## Dataset excerpt
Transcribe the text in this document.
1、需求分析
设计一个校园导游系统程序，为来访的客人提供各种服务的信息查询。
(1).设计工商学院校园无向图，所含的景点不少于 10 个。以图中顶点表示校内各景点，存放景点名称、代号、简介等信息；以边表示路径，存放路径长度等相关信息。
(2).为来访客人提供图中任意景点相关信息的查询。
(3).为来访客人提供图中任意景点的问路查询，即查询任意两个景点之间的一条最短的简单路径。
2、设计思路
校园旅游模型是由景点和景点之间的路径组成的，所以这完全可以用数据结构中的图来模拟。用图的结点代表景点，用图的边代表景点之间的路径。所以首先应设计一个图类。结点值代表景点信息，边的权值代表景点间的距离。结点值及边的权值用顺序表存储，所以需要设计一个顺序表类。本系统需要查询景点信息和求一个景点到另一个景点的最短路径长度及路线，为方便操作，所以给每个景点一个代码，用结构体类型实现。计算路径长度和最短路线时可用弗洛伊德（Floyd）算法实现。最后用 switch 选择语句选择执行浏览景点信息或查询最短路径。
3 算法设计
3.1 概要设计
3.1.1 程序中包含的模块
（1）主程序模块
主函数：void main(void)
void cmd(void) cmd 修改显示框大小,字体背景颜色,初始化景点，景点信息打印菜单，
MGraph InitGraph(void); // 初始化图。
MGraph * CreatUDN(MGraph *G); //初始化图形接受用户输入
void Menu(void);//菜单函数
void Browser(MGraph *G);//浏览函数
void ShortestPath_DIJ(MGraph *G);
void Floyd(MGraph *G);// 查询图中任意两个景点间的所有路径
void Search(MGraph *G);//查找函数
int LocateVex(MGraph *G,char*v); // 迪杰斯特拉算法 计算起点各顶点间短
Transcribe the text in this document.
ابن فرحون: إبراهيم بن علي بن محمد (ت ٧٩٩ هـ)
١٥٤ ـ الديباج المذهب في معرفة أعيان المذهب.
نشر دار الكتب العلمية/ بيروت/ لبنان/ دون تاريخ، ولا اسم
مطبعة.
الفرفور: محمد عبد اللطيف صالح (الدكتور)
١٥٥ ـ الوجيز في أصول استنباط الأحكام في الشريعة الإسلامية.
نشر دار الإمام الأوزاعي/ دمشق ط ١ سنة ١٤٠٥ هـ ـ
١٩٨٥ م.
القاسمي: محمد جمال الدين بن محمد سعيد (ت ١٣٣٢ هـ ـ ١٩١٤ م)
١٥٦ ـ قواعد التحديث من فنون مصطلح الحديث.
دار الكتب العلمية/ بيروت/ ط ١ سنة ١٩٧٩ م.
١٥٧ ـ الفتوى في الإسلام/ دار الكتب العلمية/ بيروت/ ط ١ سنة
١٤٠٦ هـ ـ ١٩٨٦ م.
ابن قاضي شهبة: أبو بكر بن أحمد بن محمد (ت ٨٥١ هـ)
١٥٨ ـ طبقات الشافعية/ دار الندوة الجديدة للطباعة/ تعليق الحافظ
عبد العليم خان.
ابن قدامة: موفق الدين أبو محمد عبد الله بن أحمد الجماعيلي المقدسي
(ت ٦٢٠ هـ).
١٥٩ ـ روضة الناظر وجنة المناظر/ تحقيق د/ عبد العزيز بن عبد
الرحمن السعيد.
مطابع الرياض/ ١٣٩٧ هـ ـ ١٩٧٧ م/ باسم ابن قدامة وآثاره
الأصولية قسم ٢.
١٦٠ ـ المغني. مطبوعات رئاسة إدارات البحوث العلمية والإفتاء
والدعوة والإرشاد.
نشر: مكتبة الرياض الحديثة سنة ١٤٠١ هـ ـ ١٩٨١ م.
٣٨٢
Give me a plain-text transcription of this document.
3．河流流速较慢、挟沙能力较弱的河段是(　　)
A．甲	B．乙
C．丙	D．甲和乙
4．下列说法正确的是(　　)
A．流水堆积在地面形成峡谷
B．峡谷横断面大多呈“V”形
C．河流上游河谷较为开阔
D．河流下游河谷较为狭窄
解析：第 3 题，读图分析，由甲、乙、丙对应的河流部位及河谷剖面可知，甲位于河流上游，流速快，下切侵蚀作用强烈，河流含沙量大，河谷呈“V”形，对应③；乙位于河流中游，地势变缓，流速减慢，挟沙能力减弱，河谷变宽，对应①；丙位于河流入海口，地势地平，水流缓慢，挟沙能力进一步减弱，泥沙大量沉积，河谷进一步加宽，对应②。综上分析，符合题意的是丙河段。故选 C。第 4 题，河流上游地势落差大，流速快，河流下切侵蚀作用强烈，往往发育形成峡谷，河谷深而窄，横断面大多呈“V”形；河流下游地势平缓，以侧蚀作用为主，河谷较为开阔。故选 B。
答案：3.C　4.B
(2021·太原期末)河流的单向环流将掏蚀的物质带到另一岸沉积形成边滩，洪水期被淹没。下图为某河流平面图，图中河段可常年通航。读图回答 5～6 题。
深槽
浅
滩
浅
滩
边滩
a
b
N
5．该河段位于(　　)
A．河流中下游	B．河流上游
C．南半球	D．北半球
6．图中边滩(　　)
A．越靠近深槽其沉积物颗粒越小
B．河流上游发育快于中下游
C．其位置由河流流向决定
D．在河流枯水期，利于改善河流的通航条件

## AIM
Copy exactly the lines from the one containing "Give me a plain-text" through the last line of the records, both included, and nothing else.

## SOLUTION FOR THIS EXERCISE
Give me a plain-text transcription of this document.
3．河流流速较慢、挟沙能力较弱的河段是(　　)
A．甲	B．乙
C．丙	D．甲和乙
4．下列说法正确的是(　　)
A．流水堆积在地面形成峡谷
B．峡谷横断面大多呈“V”形
C．河流上游河谷较为开阔
D．河流下游河谷较为狭窄
解析：第 3 题，读图分析，由甲、乙、丙对应的河流部位及河谷剖面可知，甲位于河流上游，流速快，下切侵蚀作用强烈，河流含沙量大，河谷呈“V”形，对应③；乙位于河流中游，地势变缓，流速减慢，挟沙能力减弱，河谷变宽，对应①；丙位于河流入海口，地势地平，水流缓慢，挟沙能力进一步减弱，泥沙大量沉积，河谷进一步加宽，对应②。综上分析，符合题意的是丙河段。故选 C。第 4 题，河流上游地势落差大，流速快，河流下切侵蚀作用强烈，往往发育形成峡谷，河谷深而窄，横断面大多呈“V”形；河流下游地势平缓，以侧蚀作用为主，河谷较为开阔。故选 B。
答案：3.C　4.B
(2021·太原期末)河流的单向环流将掏蚀的物质带到另一岸沉积形成边滩，洪水期被淹没。下图为某河流平面图，图中河段可常年通航。读图回答 5～6 题。
深槽
浅
滩
浅
滩
边滩
a
b
N
5．该河段位于(　　)
A．河流中下游	B．河流上游
C．南半球	D．北半球
6．图中边滩(　　)
A．越靠近深槽其沉积物颗粒越小
B．河流上游发育快于中下游
C．其位置由河流流向决定
D．在河流枯水期，利于改善河流的通航条件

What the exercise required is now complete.